## TEXTAUSZUG
════════════════
Glaub mir, das ist Blödsinn: Ich kann es heute noch nicht. Ich kenne nur ganz wenige Menschen, denen tatsächlich alle anderen komplett egal sind, und die sind allesamt sehr sehr einsam. Alle andern, die das behaupten, können sich auch nicht komplett abgrenzen – nur geben sie’s nicht zu und so entsteht dieser toxische Teflon-Wahn, in dem alle tun, als würde die Welt und das, was von ihr auf sie zu- und zurückkommt, wie Öl an ihnen abperlen (liebe Teflon-Menschen: Nicht in den Spiegel zu schauen, macht einen nicht automatisch schön). Als wäre das normal. Und diejenigen, die nicht so sind, werden als schwach und feige bezeichnet.
════════════════
## ERFASSTES MATERIAL
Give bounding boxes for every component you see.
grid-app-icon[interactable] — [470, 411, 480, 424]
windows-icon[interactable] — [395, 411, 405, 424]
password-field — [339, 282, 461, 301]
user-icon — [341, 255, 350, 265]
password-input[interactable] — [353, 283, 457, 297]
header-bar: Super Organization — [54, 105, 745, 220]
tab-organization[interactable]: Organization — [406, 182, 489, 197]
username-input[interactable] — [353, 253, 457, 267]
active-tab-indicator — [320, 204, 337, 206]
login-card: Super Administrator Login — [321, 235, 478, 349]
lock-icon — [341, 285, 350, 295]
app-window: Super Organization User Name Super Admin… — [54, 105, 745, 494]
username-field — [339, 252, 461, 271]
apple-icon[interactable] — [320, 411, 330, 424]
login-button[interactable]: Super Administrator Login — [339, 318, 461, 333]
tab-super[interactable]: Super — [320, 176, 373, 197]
════════════════
## AUFGABENSTELLUNG
Schreibe die Passage aus dem Textauszug neu, beginnend mit „Glaub mir, das“ und endend mit „und feige bezeichnet.“, und setze dabei „Unsinn“ an die Stelle von „Blödsinn“.

## LÖSUNG
Glaub mir, das ist Unsinn: Ich kann es heute noch nicht. Ich kenne nur ganz wenige Menschen, denen tatsächlich alle anderen komplett egal sind, und die sind allesamt sehr sehr einsam. Alle andern, die das behaupten, können sich auch nicht komplett abgrenzen – nur geben sie’s nicht zu und so entsteht dieser toxische Teflon-Wahn, in dem alle tun, als würde die Welt und das, was von ihr auf sie zu- und zurückkommt, wie Öl an ihnen abperlen (liebe Teflon-Menschen: Nicht in den Spiegel zu schauen, macht einen nicht automatisch schön). Als wäre das normal. Und diejenigen, die nicht so sind, werden als schwach und feige bezeichnet.